■ **What to work on**:
**A.** Check each statement against the article on Ohio's DNA testing law: (i) Senate Bill 77 took effect on July 6, 2010. (ii) The law's DNA testing provisions apply only to people still in prison. (iii) An applicant may request new testing even if testing was already done. For each, answer yes or no and quote the words of the article that settle it.
**B.** Carry on the article on Ohio's DNA testing law after its final sentence.
[[ Text passage, beginning ]]
Monday, September 22, 2014

Ohio’s Innocence Protection Act Expands Access to DNA Testing after Conviction

Q:       What does Ohio law say about DNA testing?
A:        Senate Bill 77 became effective on July 6, 2010, and was hailed as one of the nation’s most comprehensive criminal justice reform packages. Its goal was to help prevent wrongful convictions and make it easier to obtain DNA testing when testing might undermine confidence in a “guilty” verdict. The provisions related to post-conviction DNA testing are as follows: 1) a requirement that DNA evidence be preserved for all “serious crimes”; and 2) expansion of Ohio’s post-conviction DNA testing law to include those released from prison but still under state supervision. The legislature also re-defined “definitive DNA test” to allow applicants to request post-conviction DNA testing, even if testing was already done, in case new DNA technology might reveal new information. This article addresses only the provisions of the law regarding DNA evidence.
[[ Text passage, end ]]
[[ Data listing, beginning ]]
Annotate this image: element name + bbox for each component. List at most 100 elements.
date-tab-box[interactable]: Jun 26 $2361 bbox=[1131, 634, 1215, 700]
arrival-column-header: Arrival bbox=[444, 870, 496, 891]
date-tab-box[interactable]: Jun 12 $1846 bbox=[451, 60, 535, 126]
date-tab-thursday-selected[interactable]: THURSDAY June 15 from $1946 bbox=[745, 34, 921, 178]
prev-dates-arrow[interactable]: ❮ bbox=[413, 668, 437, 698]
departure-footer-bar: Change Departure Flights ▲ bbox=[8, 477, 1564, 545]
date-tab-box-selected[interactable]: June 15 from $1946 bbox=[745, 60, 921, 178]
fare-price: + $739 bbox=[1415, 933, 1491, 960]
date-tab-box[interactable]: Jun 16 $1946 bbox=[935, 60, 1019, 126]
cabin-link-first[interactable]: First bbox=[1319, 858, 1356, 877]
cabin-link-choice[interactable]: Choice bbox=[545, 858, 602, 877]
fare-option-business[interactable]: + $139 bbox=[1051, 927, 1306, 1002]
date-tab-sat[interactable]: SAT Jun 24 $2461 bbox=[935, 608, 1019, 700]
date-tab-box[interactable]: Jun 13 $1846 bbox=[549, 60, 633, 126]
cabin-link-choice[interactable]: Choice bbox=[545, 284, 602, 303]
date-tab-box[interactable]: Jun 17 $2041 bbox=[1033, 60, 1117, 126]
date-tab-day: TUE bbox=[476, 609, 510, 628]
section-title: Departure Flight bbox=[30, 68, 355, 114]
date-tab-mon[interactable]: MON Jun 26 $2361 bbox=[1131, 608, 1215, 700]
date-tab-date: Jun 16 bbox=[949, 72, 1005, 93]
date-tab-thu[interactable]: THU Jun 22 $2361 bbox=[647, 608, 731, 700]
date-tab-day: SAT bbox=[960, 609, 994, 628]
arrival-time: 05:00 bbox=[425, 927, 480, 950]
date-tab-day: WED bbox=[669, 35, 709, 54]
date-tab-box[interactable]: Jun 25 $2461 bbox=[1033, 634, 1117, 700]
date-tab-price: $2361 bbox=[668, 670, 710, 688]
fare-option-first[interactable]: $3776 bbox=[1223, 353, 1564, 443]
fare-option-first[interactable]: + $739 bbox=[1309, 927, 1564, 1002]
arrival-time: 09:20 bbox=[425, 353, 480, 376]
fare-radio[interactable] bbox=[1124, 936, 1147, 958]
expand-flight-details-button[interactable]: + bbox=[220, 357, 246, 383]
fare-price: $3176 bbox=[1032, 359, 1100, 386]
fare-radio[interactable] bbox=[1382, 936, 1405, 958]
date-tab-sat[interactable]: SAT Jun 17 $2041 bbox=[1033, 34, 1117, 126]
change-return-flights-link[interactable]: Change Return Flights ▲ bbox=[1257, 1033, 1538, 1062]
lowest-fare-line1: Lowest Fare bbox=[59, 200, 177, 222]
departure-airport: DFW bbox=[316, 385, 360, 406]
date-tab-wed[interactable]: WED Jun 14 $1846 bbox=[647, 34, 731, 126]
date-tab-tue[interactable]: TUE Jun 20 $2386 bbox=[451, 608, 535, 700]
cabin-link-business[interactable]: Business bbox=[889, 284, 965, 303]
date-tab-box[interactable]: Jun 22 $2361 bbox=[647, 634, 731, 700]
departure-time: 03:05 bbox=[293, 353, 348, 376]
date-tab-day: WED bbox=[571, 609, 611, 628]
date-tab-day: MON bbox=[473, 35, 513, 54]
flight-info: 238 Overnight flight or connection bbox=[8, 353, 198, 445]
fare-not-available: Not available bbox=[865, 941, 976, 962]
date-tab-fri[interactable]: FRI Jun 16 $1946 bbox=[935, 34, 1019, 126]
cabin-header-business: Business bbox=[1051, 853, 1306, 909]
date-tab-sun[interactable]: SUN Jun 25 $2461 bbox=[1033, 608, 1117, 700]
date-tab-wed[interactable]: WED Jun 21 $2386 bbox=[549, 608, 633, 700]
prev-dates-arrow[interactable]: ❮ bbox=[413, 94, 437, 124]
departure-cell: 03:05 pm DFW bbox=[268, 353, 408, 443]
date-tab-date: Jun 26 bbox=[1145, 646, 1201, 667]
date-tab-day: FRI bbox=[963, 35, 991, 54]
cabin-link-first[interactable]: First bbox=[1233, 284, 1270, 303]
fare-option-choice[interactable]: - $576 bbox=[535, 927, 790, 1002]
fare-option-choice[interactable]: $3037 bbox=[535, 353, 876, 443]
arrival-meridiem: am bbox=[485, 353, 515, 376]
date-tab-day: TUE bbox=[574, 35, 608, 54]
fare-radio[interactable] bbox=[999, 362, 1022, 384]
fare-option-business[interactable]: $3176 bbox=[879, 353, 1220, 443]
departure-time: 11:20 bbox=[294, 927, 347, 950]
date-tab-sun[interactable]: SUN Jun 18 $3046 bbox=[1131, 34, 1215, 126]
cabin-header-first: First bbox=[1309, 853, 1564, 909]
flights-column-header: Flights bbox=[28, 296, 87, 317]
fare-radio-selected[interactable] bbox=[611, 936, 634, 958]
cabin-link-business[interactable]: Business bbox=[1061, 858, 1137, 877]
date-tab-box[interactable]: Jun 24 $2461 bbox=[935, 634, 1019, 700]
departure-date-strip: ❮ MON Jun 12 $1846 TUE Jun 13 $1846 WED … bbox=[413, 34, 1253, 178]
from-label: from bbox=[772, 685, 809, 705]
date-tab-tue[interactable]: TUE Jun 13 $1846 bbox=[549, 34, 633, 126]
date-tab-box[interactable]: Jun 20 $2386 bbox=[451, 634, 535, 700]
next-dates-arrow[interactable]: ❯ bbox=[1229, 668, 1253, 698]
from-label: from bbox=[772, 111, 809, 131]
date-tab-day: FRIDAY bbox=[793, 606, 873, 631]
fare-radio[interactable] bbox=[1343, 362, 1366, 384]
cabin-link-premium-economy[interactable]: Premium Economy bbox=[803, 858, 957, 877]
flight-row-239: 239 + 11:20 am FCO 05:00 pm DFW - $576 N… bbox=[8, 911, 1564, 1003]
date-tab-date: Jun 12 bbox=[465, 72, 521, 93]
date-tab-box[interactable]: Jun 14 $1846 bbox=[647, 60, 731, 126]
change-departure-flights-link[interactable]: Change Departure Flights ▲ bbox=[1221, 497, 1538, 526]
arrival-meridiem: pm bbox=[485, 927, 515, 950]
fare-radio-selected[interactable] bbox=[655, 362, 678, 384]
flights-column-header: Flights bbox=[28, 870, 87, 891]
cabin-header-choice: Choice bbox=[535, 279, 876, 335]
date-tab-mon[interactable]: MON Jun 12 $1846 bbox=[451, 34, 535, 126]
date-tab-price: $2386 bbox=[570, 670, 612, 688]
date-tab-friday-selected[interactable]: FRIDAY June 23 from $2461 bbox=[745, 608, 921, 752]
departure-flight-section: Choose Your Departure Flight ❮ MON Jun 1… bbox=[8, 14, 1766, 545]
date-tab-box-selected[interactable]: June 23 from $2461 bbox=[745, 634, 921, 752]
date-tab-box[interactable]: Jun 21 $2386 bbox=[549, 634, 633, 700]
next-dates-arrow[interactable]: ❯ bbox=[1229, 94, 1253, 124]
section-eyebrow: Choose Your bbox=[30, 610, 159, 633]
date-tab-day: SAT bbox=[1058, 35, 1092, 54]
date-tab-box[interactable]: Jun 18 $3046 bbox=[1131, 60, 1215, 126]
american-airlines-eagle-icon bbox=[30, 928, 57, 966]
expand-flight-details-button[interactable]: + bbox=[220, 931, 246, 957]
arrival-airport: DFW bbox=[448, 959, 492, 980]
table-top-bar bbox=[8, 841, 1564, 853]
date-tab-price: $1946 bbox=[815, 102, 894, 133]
[[ Data listing, end ]]
■ **Exercise results**:
**A.**
(i) Yes: "Senate Bill 77 became effective on July 6, 2010"
(ii) No: "expansion of Ohio’s post-conviction DNA testing law to include those released from prison but still under state supervision"
(iii) Yes: "to allow applicants to request post-conviction DNA testing, even if testing was already done"

**B.**
Q:       How might DNA testing help expose a wrongful conviction?
A:        A wrongful conviction might be exposed if, for example, DNA evidence is certain or highly likely to contain biological evidence from the perpetrator(s) of the crime.   
            Or, if the prosecutor linked evidence to a defendant at trial and DNA testing can disprove the purported link, and it may also undermine the reliability of other evidence in the original case. DNA testing in such cases may not only exclude the defendant, but also identify another individual as the source.  In other cases, even an alternate suspect’s DNA found on any item from the crime scene may help exonerate the defendant and point to the alternate suspect as the perpetrator.
            Finally, a wrongful conviction might also be exposed in a case where the perpetrator left biological material on several different items. If DNA testing can show that the perpetrator likely touched items from the crime scene, and  that they all have the same profile, which does not match the defendant’s, then the defendant's innocence may be established and  the perpetrator’s guilt revealed. 
Q:       What “serious crimes” qualify for preservation of DNA evidence?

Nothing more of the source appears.